Exercise inputs
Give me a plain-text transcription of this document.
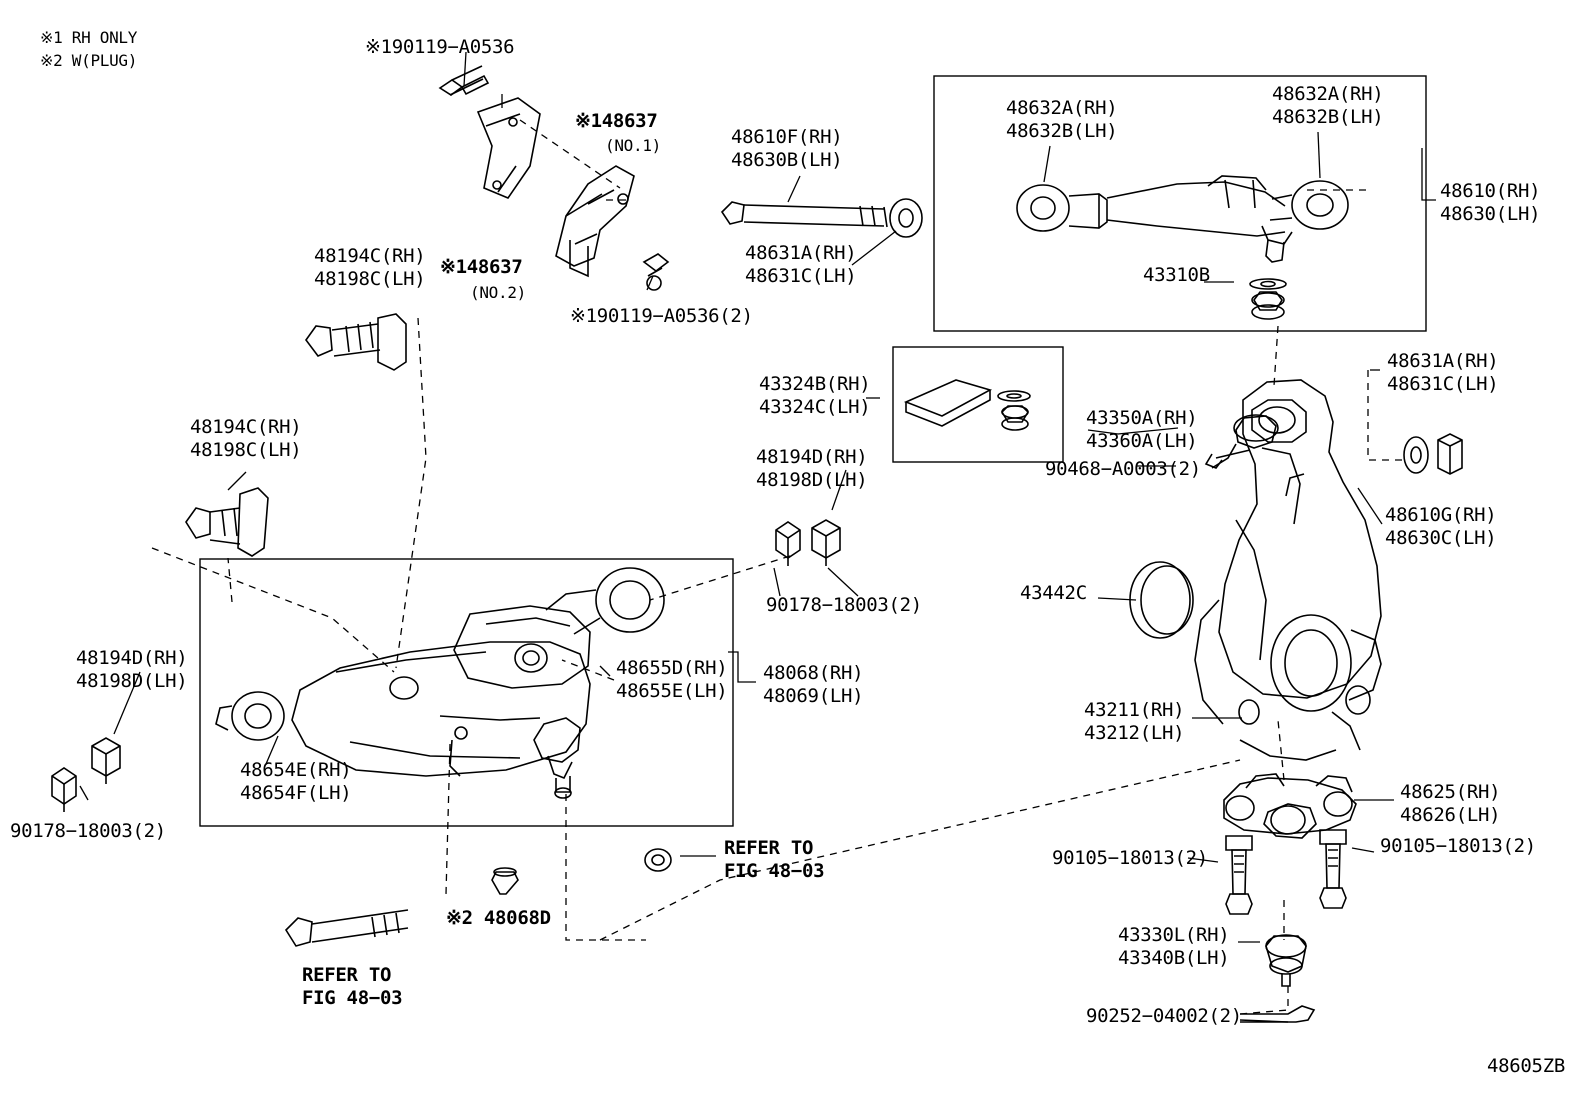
※1 RH ONLY
※2 W(PLUG)
※190119−A0536
※148637
(NO.1)	48610F(RH)
48630B(LH)
48632A(RH)
48632B(LH)
48632A(RH)
48632B(LH)
48610(RH)
48630(LH)
48194C(RH)
48198C(LH)
※148637
(NO.2)
※190119−A0536(2)
48631A(RH)
48631C(LH)	43310B
48631A(RH)
48631C(LH)
43324B(RH)
43324C(LH)	43350A(RH)
43360A(LH)
90468−A0003(2)
48610G(RH)
48630C(LH)
48194D(RH)
48198D(LH)
90178−18003(2)
48194C(RH)
48198C(LH)
43442C
43211(RH)
43212(LH)
48194D(RH)
48198D(LH)
48655D(RH)
48655E(LH)
48068(RH)
48069(LH)
48654E(RH)
48654F(LH)
90178−18003(2)
REFER TO
FIG 48−03
※2 48068D
REFER TO
FIG 48−03
48625(RH)
48626(LH)
90105−18013(2)
90105−18013(2)
43330L(RH)
43340B(LH)
90252−04002(2)
48605ZB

Written problem
Reproduce the data above in full, exactly as it is, with the pictures left out.

Task answer
Give me a plain-text transcription of this document.
※1 RH ONLY
※2 W(PLUG)
※190119−A0536
※148637
(NO.1)	48610F(RH)
48630B(LH)
48632A(RH)
48632B(LH)
48632A(RH)
48632B(LH)
48610(RH)
48630(LH)
48194C(RH)
48198C(LH)
※148637
(NO.2)
※190119−A0536(2)
48631A(RH)
48631C(LH)	43310B
48631A(RH)
48631C(LH)
43324B(RH)
43324C(LH)	43350A(RH)
43360A(LH)
90468−A0003(2)
48610G(RH)
48630C(LH)
48194D(RH)
48198D(LH)
90178−18003(2)
48194C(RH)
48198C(LH)
43442C
43211(RH)
43212(LH)
48194D(RH)
48198D(LH)
48655D(RH)
48655E(LH)
48068(RH)
48069(LH)
48654E(RH)
48654F(LH)
90178−18003(2)
REFER TO
FIG 48−03
※2 48068D
REFER TO
FIG 48−03
48625(RH)
48626(LH)
90105−18013(2)
90105−18013(2)
43330L(RH)
43340B(LH)
90252−04002(2)
48605ZB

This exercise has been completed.